## STATED EXERCISE
Repeat what the lines below say, word for word, and skip every image.

## SUPPLIED MATERIAL
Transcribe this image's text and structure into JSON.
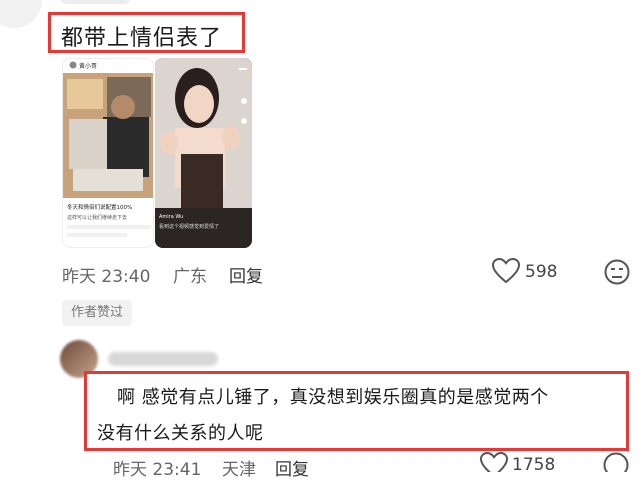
{
  "comment1": {
    "text": "都带上情侣表了",
    "time": "昨天 23:40",
    "location": "广东",
    "reply_label": "回复",
    "like_count": "598",
    "author_badge": "作者赞过",
    "left_image": {
      "header": "黄小哥",
      "caption": "冬天和情侣们说配置100%",
      "sub": "这样可以让我们继续走下去"
    },
    "right_image": {
      "caption": "Amira Wu",
      "sub": "看到这个视频感觉到爱情了"
    }
  },
  "comment2": {
    "line1": "啊 感觉有点儿锤了，真没想到娱乐圈真的是感觉两个",
    "line2": "没有什么关系的人呢",
    "time": "昨天 23:41",
    "location": "天津",
    "reply_label": "回复",
    "like_count": "1758"
  },
  "colors": {
    "highlight_border": "#e53935",
    "meta_text": "#666666",
    "badge_bg": "#f2f2f2"
  }
}
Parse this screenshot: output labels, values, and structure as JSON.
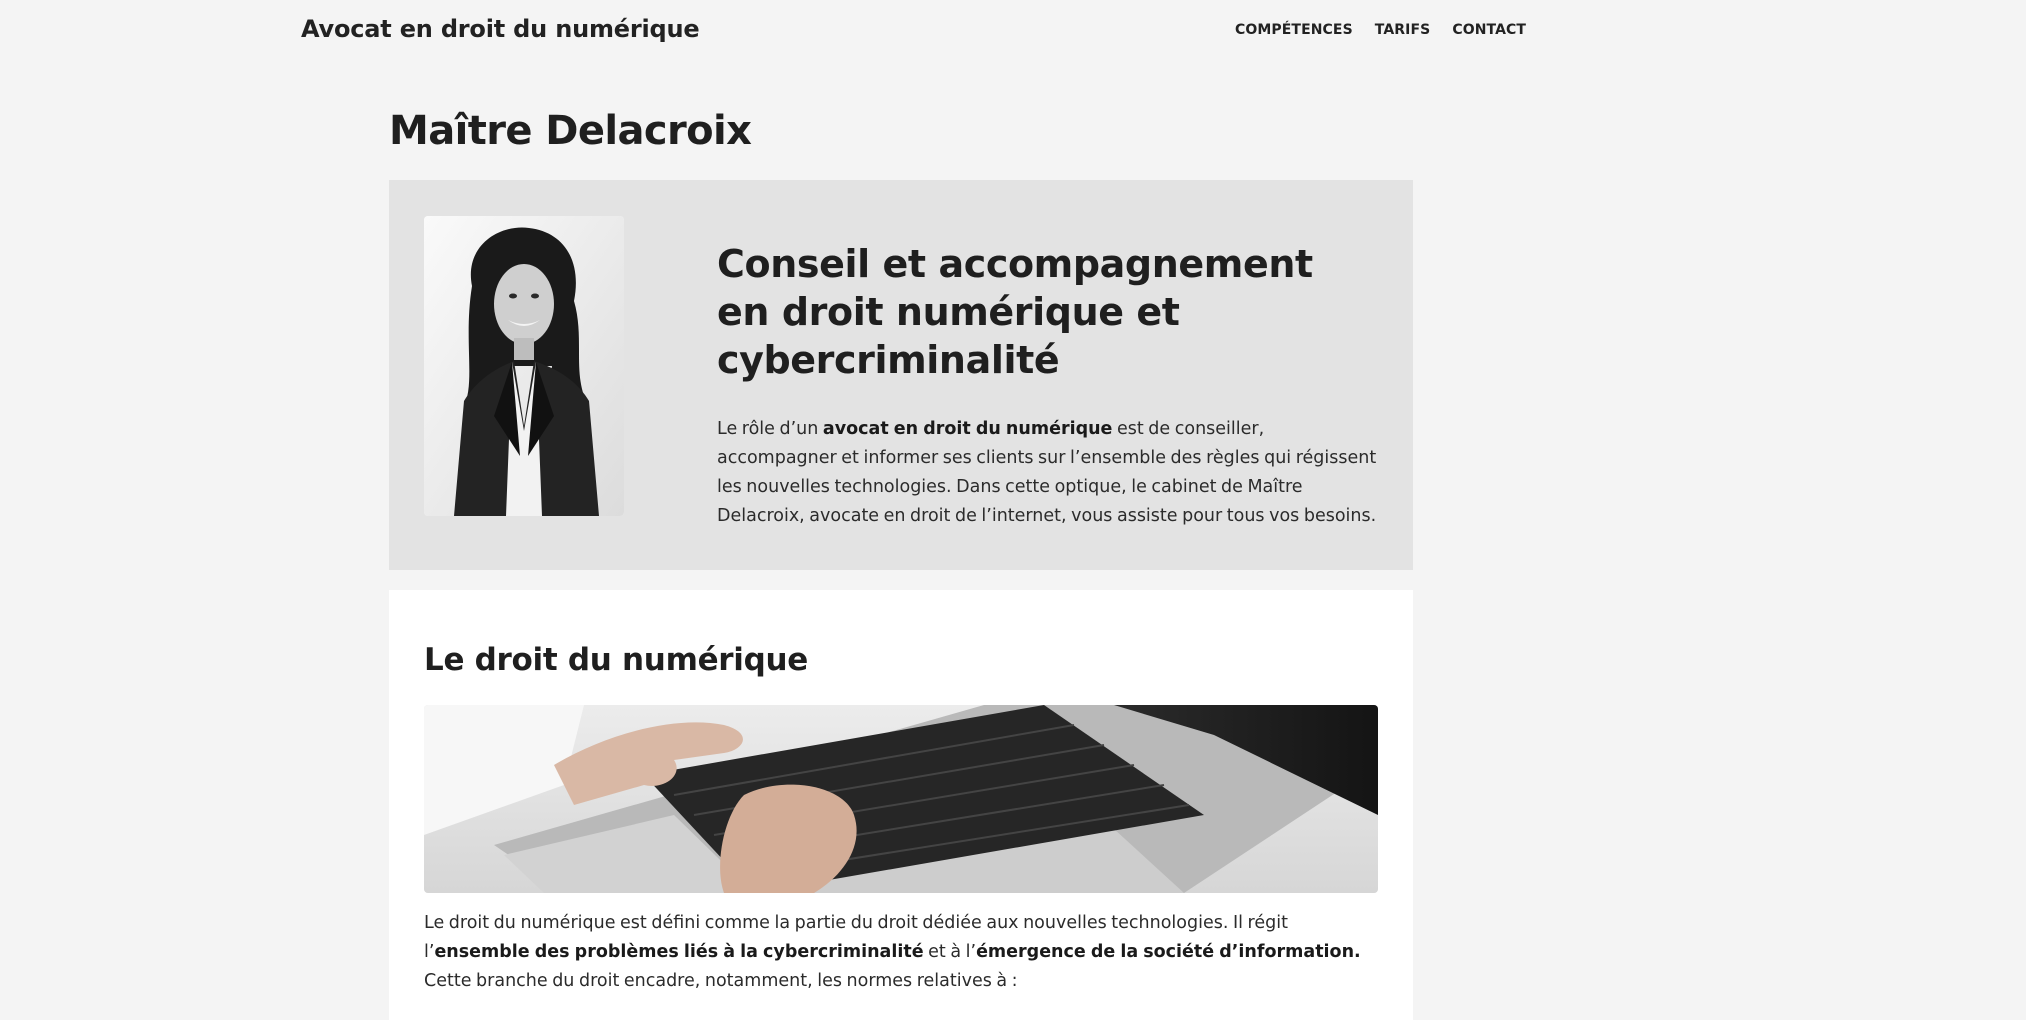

## RESULT BELOW
Transcribe this image's text and structure into JSON.
{
  "comment1": {
    "text": "都带上情侣表了",
    "time": "昨天 23:40",
    "location": "广东",
    "reply_label": "回复",
    "like_count": "598",
    "author_badge": "作者赞过",
    "left_image": {
      "header": "黄小哥",
      "caption": "冬天和情侣们说配置100%",
      "sub": "这样可以让我们继续走下去"
    },
    "right_image": {
      "caption": "Amira Wu",
      "sub": "看到这个视频感觉到爱情了"
    }
  },
  "comment2": {
    "line1": "啊 感觉有点儿锤了，真没想到娱乐圈真的是感觉两个",
    "line2": "没有什么关系的人呢",
    "time": "昨天 23:41",
    "location": "天津",
    "reply_label": "回复",
    "like_count": "1758"
  },
  "colors": {
    "highlight_border": "#e53935",
    "meta_text": "#666666",
    "badge_bg": "#f2f2f2"
  }
}
Parse this screenshot: output labels, values, and structure as JSON.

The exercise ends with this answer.